## [Written instruction]
Your task is to transcribe, word for word, the line containing "Extract the structured" and all lines that follow it to the end of the entries. Leave out the pictures.

──────────

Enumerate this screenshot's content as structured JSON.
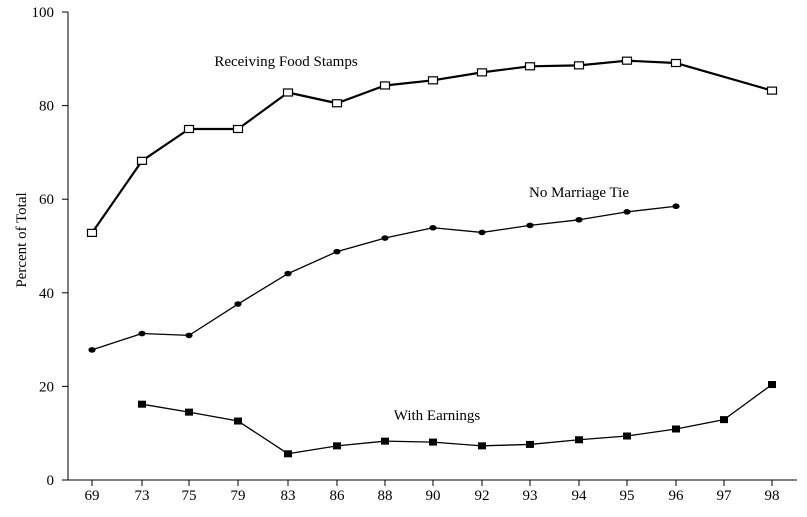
{
  "chart_data": {
    "type": "line",
    "title": "",
    "xlabel": "",
    "ylabel": "Percent of Total",
    "categories": [
      "69",
      "73",
      "75",
      "79",
      "83",
      "86",
      "88",
      "90",
      "92",
      "93",
      "94",
      "95",
      "96",
      "97",
      "98"
    ],
    "ylim": [
      0,
      100
    ],
    "yticks": [
      0,
      20,
      40,
      60,
      80,
      100
    ],
    "series": [
      {
        "name": "Receiving Food Stamps",
        "marker": "open-square",
        "values": [
          52.8,
          68.2,
          75.0,
          75.0,
          82.8,
          80.5,
          84.3,
          85.4,
          87.1,
          88.4,
          88.6,
          89.6,
          89.1,
          null,
          83.2
        ]
      },
      {
        "name": "No Marriage Tie",
        "marker": "filled-circle",
        "values": [
          27.8,
          31.3,
          30.9,
          37.6,
          44.1,
          48.8,
          51.7,
          53.9,
          52.9,
          54.4,
          55.6,
          57.3,
          58.5,
          null,
          null
        ]
      },
      {
        "name": "With Earnings",
        "marker": "filled-square",
        "values": [
          null,
          16.2,
          14.5,
          12.6,
          5.6,
          7.3,
          8.3,
          8.1,
          7.3,
          7.6,
          8.6,
          9.4,
          10.9,
          12.9,
          20.4
        ]
      }
    ]
  }
}
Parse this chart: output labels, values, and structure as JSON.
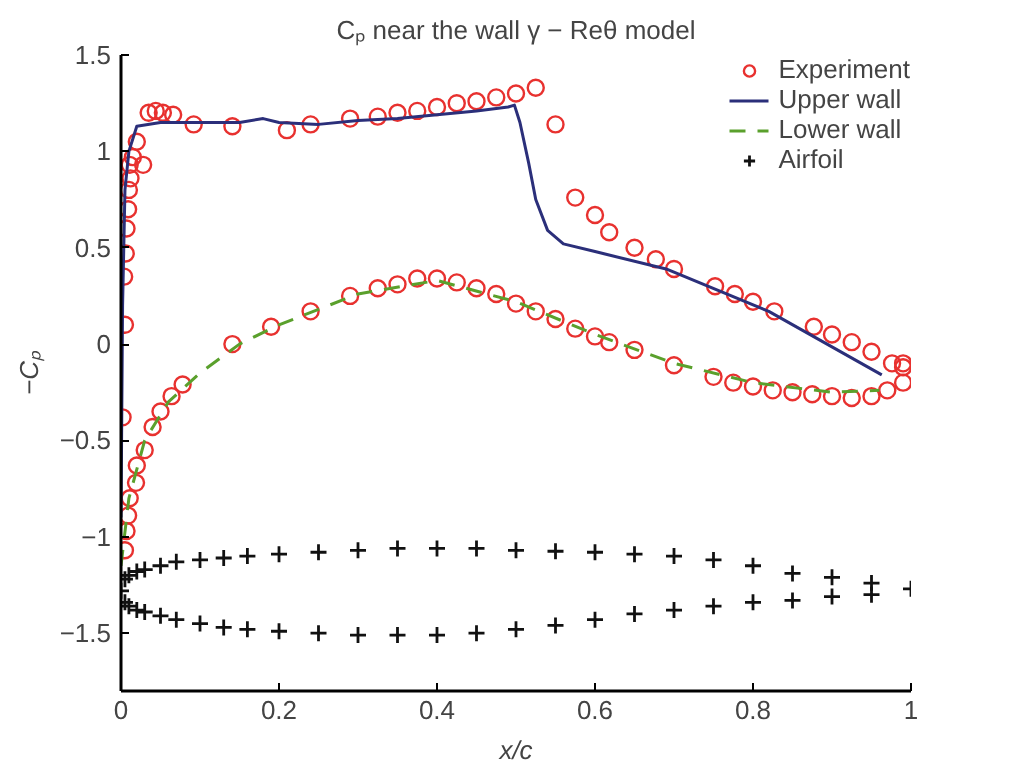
{
  "chart_data": {
    "type": "line",
    "title": "Cₚ near the wall γ − Reθ model",
    "xlabel": "x/c",
    "ylabel": "−Cₚ",
    "xlim": [
      0,
      1
    ],
    "ylim": [
      -1.8,
      1.5
    ],
    "xticks": [
      0,
      0.2,
      0.4,
      0.6,
      0.8,
      1
    ],
    "yticks": [
      1.5,
      1,
      0.5,
      0,
      {
        "value": -0.5,
        "label": "−0.5"
      },
      {
        "value": -1,
        "label": "−1"
      },
      {
        "value": -1.5,
        "label": "−1.5"
      }
    ],
    "grid": false,
    "legend": "top right",
    "series": [
      {
        "name": "Experiment",
        "type": "scatter",
        "marker": "circle",
        "color": "#e8312f",
        "x": [
          0.002,
          0.005,
          0.004,
          0.006,
          0.007,
          0.009,
          0.01,
          0.012,
          0.011,
          0.015,
          0.02,
          0.028,
          0.035,
          0.044,
          0.053,
          0.066,
          0.092,
          0.141,
          0.21,
          0.24,
          0.29,
          0.325,
          0.35,
          0.375,
          0.4,
          0.425,
          0.45,
          0.475,
          0.5,
          0.525,
          0.55,
          0.575,
          0.6,
          0.618,
          0.65,
          0.677,
          0.7,
          0.752,
          0.777,
          0.8,
          0.827,
          0.877,
          0.9,
          0.925,
          0.95,
          0.976,
          0.99,
          0.99,
          0.99,
          0.97,
          0.95,
          0.925,
          0.9,
          0.875,
          0.85,
          0.825,
          0.8,
          0.775,
          0.75,
          0.7,
          0.65,
          0.618,
          0.6,
          0.575,
          0.55,
          0.525,
          0.5,
          0.475,
          0.45,
          0.425,
          0.4,
          0.375,
          0.35,
          0.325,
          0.29,
          0.24,
          0.19,
          0.141,
          0.078,
          0.064,
          0.05,
          0.04,
          0.03,
          0.02,
          0.019,
          0.011,
          0.009,
          0.007,
          0.005
        ],
        "values": [
          -0.38,
          0.1,
          0.35,
          0.47,
          0.6,
          0.7,
          0.8,
          0.86,
          0.93,
          0.97,
          1.05,
          0.93,
          1.2,
          1.21,
          1.2,
          1.19,
          1.14,
          1.13,
          1.11,
          1.14,
          1.17,
          1.18,
          1.2,
          1.21,
          1.23,
          1.25,
          1.26,
          1.28,
          1.3,
          1.33,
          1.14,
          0.76,
          0.67,
          0.58,
          0.5,
          0.44,
          0.39,
          0.3,
          0.26,
          0.22,
          0.17,
          0.09,
          0.05,
          0.01,
          -0.04,
          -0.1,
          -0.12,
          -0.2,
          -0.1,
          -0.24,
          -0.27,
          -0.28,
          -0.27,
          -0.26,
          -0.25,
          -0.24,
          -0.22,
          -0.2,
          -0.17,
          -0.11,
          -0.03,
          0.01,
          0.04,
          0.08,
          0.13,
          0.17,
          0.21,
          0.26,
          0.29,
          0.32,
          0.34,
          0.34,
          0.31,
          0.29,
          0.25,
          0.17,
          0.09,
          0.0,
          -0.21,
          -0.27,
          -0.35,
          -0.43,
          -0.55,
          -0.63,
          -0.72,
          -0.8,
          -0.89,
          -0.97,
          -1.07
        ]
      },
      {
        "name": "Upper wall",
        "line_style": "solid",
        "color": "#2b2f7a",
        "x": [
          0,
          0.002,
          0.005,
          0.01,
          0.02,
          0.05,
          0.1,
          0.15,
          0.18,
          0.2,
          0.25,
          0.3,
          0.35,
          0.4,
          0.45,
          0.49,
          0.498,
          0.505,
          0.516,
          0.525,
          0.54,
          0.56,
          0.6,
          0.69,
          0.82,
          0.963
        ],
        "values": [
          -0.9,
          0.2,
          0.8,
          1.0,
          1.13,
          1.15,
          1.15,
          1.15,
          1.17,
          1.15,
          1.14,
          1.16,
          1.17,
          1.19,
          1.21,
          1.23,
          1.24,
          1.15,
          0.94,
          0.75,
          0.59,
          0.52,
          0.48,
          0.39,
          0.17,
          -0.16
        ]
      },
      {
        "name": "Lower wall",
        "line_style": "dashed",
        "color": "#5aa02c",
        "x": [
          0,
          0.01,
          0.03,
          0.06,
          0.1,
          0.15,
          0.2,
          0.3,
          0.4,
          0.5,
          0.6,
          0.7,
          0.8,
          0.9,
          0.96
        ],
        "values": [
          -1.15,
          -0.8,
          -0.5,
          -0.3,
          -0.15,
          0.0,
          0.1,
          0.26,
          0.33,
          0.22,
          0.05,
          -0.1,
          -0.2,
          -0.25,
          -0.24
        ]
      },
      {
        "name": "Airfoil",
        "type": "scatter",
        "marker": "cross",
        "color": "#111111",
        "x": [
          0,
          0.005,
          0.01,
          0.02,
          0.03,
          0.05,
          0.07,
          0.1,
          0.13,
          0.16,
          0.2,
          0.25,
          0.3,
          0.35,
          0.4,
          0.45,
          0.5,
          0.55,
          0.6,
          0.65,
          0.7,
          0.75,
          0.8,
          0.85,
          0.9,
          0.95,
          1.0,
          0.005,
          0.01,
          0.02,
          0.03,
          0.05,
          0.07,
          0.1,
          0.13,
          0.16,
          0.2,
          0.25,
          0.3,
          0.35,
          0.4,
          0.45,
          0.5,
          0.55,
          0.6,
          0.65,
          0.7,
          0.75,
          0.8,
          0.85,
          0.9,
          0.95
        ],
        "values": [
          -1.28,
          -1.22,
          -1.2,
          -1.18,
          -1.17,
          -1.15,
          -1.13,
          -1.12,
          -1.11,
          -1.1,
          -1.09,
          -1.08,
          -1.07,
          -1.06,
          -1.06,
          -1.06,
          -1.07,
          -1.075,
          -1.08,
          -1.09,
          -1.1,
          -1.12,
          -1.15,
          -1.19,
          -1.21,
          -1.24,
          -1.27,
          -1.34,
          -1.36,
          -1.38,
          -1.39,
          -1.41,
          -1.43,
          -1.45,
          -1.47,
          -1.48,
          -1.49,
          -1.5,
          -1.51,
          -1.51,
          -1.51,
          -1.5,
          -1.48,
          -1.46,
          -1.43,
          -1.4,
          -1.38,
          -1.36,
          -1.34,
          -1.33,
          -1.31,
          -1.3
        ]
      }
    ]
  }
}
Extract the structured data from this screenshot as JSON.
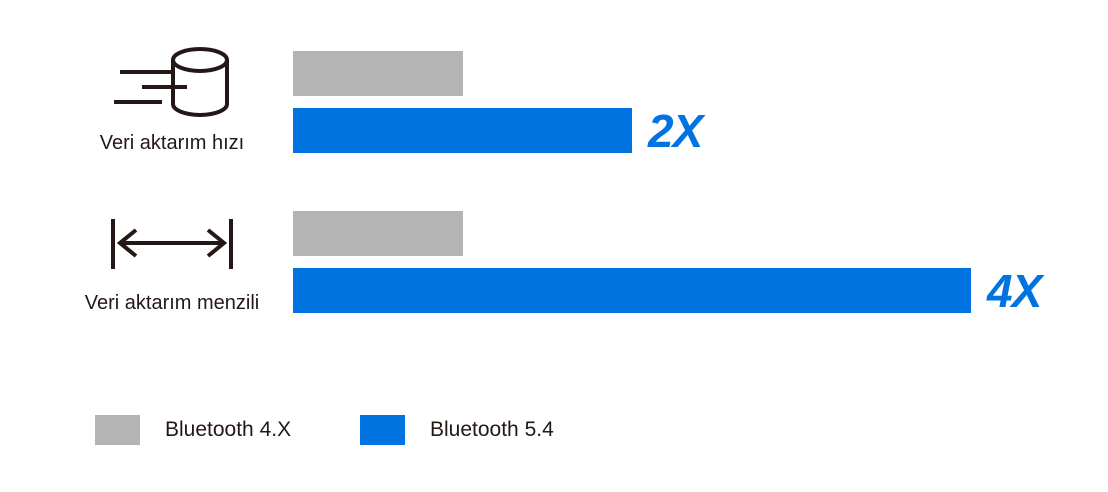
{
  "chart_data": {
    "type": "bar",
    "orientation": "horizontal",
    "categories": [
      "Veri aktarım hızı",
      "Veri aktarım menzili"
    ],
    "category_icons": [
      "database-speed-icon",
      "range-arrow-icon"
    ],
    "series": [
      {
        "name": "Bluetooth 4.X",
        "values": [
          1,
          1
        ],
        "color": "#b5b4b5"
      },
      {
        "name": "Bluetooth 5.4",
        "values": [
          2,
          4
        ],
        "color": "#0073e0"
      }
    ],
    "data_labels": [
      "2X",
      "4X"
    ],
    "xlim": [
      0,
      4
    ],
    "grid": false,
    "legend_position": "bottom-left"
  }
}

──────────

## [Expected output]
Extract the structured data from this screenshot as JSON.
{
  "chart_data": {
    "type": "bar",
    "orientation": "horizontal",
    "categories": [
      "Veri aktarım hızı",
      "Veri aktarım menzili"
    ],
    "category_icons": [
      "database-speed-icon",
      "range-arrow-icon"
    ],
    "series": [
      {
        "name": "Bluetooth 4.X",
        "values": [
          1,
          1
        ],
        "color": "#b5b4b5"
      },
      {
        "name": "Bluetooth 5.4",
        "values": [
          2,
          4
        ],
        "color": "#0073e0"
      }
    ],
    "data_labels": [
      "2X",
      "4X"
    ],
    "xlim": [
      0,
      4
    ],
    "grid": false,
    "legend_position": "bottom-left"
  }
}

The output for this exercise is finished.